■ **Work request**
Give the number of lines in the following entries that contain the word "wound", with nothing added.

Document page entries with text
※ ※ ※

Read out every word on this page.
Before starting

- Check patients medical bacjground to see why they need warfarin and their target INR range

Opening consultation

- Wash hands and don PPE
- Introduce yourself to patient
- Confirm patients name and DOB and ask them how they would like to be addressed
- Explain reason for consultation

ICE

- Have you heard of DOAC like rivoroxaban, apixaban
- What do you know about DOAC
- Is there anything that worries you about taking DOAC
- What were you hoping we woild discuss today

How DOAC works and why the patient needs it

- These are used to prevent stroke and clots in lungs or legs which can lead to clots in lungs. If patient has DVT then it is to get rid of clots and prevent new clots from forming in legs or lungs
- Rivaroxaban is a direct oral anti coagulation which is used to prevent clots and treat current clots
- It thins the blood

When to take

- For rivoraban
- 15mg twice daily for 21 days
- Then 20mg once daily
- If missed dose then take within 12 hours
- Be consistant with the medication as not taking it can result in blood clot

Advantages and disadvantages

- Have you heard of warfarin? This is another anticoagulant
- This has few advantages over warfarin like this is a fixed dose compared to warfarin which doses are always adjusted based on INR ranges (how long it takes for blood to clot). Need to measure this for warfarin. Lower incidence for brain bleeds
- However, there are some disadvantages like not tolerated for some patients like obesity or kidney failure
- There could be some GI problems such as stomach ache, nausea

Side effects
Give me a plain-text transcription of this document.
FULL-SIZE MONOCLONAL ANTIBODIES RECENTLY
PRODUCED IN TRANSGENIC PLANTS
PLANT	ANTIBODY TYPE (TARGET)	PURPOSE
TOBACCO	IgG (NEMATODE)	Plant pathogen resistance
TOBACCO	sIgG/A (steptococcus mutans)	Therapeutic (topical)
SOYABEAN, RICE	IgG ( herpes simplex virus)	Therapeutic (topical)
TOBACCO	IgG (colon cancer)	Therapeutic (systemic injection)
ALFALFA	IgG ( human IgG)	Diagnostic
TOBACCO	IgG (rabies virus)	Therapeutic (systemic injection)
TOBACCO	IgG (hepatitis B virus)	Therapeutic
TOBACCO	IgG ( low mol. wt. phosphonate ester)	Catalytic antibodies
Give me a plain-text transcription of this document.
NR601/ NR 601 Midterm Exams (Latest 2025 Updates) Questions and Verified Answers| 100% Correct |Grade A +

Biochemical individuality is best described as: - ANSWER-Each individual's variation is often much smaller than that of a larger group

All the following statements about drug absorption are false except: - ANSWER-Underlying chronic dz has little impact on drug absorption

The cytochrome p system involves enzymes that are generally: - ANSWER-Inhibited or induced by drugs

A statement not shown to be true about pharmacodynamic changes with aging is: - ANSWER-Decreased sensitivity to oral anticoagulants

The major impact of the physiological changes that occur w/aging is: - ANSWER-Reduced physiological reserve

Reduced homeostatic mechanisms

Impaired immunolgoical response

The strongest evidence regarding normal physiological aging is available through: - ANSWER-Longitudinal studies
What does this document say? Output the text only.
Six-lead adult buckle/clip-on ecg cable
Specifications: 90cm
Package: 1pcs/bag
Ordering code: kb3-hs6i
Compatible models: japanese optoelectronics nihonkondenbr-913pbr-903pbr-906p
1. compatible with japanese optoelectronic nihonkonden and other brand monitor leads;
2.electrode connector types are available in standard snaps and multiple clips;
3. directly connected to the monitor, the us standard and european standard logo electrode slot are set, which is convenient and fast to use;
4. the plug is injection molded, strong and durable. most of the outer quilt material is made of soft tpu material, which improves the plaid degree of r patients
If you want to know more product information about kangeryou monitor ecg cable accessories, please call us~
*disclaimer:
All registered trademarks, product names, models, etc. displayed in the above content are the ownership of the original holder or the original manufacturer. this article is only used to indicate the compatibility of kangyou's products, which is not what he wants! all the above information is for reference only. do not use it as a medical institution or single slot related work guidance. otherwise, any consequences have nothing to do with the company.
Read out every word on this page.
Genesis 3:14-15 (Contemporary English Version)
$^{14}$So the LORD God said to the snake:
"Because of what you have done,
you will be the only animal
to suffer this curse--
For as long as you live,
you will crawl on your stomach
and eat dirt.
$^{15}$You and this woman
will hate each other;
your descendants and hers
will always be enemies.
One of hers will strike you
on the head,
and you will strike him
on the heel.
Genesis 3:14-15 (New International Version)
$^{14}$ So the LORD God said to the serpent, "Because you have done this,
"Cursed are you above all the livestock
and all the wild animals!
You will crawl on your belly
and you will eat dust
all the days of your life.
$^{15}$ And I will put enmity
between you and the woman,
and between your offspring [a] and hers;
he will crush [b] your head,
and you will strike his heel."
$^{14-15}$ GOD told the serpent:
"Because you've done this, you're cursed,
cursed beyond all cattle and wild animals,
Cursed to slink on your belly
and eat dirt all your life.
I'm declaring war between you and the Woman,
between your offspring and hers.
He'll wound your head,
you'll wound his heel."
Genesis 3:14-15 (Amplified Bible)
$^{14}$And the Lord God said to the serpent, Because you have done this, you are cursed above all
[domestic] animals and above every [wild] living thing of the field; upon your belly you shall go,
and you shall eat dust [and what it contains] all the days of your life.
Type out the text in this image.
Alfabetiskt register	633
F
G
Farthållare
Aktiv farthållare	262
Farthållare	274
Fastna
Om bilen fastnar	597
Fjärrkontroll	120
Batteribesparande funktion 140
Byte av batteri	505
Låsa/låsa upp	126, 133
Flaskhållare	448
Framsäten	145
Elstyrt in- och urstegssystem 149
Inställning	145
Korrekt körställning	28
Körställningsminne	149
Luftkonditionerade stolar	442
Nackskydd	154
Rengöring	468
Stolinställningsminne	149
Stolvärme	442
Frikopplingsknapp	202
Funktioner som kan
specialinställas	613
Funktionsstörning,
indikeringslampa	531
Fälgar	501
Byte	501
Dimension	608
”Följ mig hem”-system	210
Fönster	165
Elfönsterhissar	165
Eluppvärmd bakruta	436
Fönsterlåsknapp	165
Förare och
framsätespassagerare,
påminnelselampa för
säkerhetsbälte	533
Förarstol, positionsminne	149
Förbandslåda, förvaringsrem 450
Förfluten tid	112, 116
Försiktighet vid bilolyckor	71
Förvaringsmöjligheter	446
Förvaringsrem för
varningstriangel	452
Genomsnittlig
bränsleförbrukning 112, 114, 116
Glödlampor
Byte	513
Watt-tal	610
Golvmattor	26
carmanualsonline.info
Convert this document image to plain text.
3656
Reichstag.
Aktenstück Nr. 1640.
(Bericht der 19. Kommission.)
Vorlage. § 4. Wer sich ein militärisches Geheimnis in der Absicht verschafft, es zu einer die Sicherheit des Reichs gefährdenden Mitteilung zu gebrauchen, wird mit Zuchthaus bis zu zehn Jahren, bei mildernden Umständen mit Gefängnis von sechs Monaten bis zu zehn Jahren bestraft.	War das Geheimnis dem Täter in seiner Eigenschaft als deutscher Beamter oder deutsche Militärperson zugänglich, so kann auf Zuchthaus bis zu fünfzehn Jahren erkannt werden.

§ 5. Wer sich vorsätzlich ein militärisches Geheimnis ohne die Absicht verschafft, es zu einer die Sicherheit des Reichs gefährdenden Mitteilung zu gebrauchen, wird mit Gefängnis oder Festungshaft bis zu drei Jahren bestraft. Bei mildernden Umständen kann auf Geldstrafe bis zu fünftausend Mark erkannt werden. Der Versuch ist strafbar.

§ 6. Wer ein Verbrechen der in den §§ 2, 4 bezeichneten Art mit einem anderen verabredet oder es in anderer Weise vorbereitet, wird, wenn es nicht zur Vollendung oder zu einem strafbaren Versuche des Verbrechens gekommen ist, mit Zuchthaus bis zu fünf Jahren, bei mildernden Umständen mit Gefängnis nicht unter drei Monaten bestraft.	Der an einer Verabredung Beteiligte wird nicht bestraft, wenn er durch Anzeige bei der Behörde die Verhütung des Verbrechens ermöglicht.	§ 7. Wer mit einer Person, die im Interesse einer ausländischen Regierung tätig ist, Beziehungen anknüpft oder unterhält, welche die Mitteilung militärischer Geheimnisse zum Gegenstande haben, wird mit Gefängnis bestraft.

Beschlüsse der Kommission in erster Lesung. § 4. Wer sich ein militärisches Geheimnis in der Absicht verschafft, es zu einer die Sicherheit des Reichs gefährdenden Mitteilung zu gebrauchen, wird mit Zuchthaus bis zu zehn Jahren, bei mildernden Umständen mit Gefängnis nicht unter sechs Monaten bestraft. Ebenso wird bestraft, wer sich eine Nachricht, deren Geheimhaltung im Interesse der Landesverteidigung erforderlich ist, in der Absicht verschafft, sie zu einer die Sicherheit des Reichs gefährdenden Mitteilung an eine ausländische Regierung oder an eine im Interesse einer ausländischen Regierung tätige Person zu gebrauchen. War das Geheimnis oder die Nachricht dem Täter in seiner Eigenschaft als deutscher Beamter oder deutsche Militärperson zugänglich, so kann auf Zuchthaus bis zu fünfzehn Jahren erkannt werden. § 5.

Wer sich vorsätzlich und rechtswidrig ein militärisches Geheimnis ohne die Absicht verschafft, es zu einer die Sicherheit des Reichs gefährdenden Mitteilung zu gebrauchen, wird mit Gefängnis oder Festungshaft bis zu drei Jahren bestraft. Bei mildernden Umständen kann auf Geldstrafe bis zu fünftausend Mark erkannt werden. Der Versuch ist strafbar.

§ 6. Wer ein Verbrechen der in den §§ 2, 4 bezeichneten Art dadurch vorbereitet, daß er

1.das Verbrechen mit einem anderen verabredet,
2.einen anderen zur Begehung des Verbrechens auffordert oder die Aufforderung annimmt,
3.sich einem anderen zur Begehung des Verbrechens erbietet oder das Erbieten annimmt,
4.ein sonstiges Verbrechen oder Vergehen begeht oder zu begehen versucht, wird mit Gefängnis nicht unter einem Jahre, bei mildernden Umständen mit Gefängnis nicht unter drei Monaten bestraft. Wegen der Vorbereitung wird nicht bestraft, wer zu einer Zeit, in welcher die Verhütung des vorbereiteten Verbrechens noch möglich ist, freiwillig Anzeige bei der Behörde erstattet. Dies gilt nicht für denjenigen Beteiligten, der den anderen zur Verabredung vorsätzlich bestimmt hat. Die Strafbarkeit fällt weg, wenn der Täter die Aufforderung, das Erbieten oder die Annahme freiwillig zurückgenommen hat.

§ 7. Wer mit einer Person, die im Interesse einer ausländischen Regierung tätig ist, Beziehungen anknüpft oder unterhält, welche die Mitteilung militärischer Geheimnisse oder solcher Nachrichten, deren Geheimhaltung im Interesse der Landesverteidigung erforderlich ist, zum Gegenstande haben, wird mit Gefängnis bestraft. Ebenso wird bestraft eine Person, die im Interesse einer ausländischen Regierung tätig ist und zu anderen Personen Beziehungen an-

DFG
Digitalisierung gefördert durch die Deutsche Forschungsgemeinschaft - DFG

※ ※ ※

■ **Written answer**
2